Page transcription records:

.....

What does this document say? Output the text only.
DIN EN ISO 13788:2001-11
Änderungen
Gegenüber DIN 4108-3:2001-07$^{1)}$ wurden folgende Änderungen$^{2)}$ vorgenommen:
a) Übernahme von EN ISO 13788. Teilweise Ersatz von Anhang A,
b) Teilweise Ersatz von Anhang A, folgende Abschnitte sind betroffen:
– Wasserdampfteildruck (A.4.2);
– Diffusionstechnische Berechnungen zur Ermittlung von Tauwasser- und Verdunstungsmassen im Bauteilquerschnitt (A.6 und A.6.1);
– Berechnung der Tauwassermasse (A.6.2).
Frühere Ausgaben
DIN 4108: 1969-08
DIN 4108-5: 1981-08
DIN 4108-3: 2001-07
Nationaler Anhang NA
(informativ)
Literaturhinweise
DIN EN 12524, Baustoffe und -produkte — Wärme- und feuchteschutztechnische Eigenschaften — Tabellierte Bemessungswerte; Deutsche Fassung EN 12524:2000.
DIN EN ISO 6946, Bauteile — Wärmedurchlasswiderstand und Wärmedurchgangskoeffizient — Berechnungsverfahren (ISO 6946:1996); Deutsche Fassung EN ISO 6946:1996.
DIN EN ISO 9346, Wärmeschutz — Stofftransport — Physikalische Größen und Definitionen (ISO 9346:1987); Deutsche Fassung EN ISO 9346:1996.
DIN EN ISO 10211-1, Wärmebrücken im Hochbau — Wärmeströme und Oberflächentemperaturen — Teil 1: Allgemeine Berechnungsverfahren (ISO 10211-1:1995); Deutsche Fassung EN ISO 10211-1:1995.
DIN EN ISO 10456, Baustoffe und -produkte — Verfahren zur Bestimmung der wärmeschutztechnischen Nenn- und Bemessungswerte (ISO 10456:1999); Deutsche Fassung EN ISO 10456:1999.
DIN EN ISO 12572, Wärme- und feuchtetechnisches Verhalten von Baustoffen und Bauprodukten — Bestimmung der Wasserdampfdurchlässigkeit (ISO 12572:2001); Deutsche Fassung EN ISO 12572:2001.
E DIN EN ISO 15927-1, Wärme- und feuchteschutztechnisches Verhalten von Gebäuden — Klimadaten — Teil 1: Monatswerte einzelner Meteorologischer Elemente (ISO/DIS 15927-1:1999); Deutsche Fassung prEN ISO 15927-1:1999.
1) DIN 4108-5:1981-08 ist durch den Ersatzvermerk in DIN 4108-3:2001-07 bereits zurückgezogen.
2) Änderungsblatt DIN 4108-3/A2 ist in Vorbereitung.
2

.....

What is required:
Wherever the word "Bestimmung" turns up in the records, copy out the line it is on.

Result of the task:
DIN EN ISO 10456, Baustoffe und -produkte — Verfahren zur Bestimmung der wärmeschutztechnischen Nenn- und Bemessungswerte (ISO 10456:1999); Deutsche Fassung EN ISO 10456:1999.
DIN EN ISO 12572, Wärme- und feuchtetechnisches Verhalten von Baustoffen und Bauprodukten — Bestimmung der Wasserdampfdurchlässigkeit (ISO 12572:2001); Deutsche Fassung EN ISO 12572:2001.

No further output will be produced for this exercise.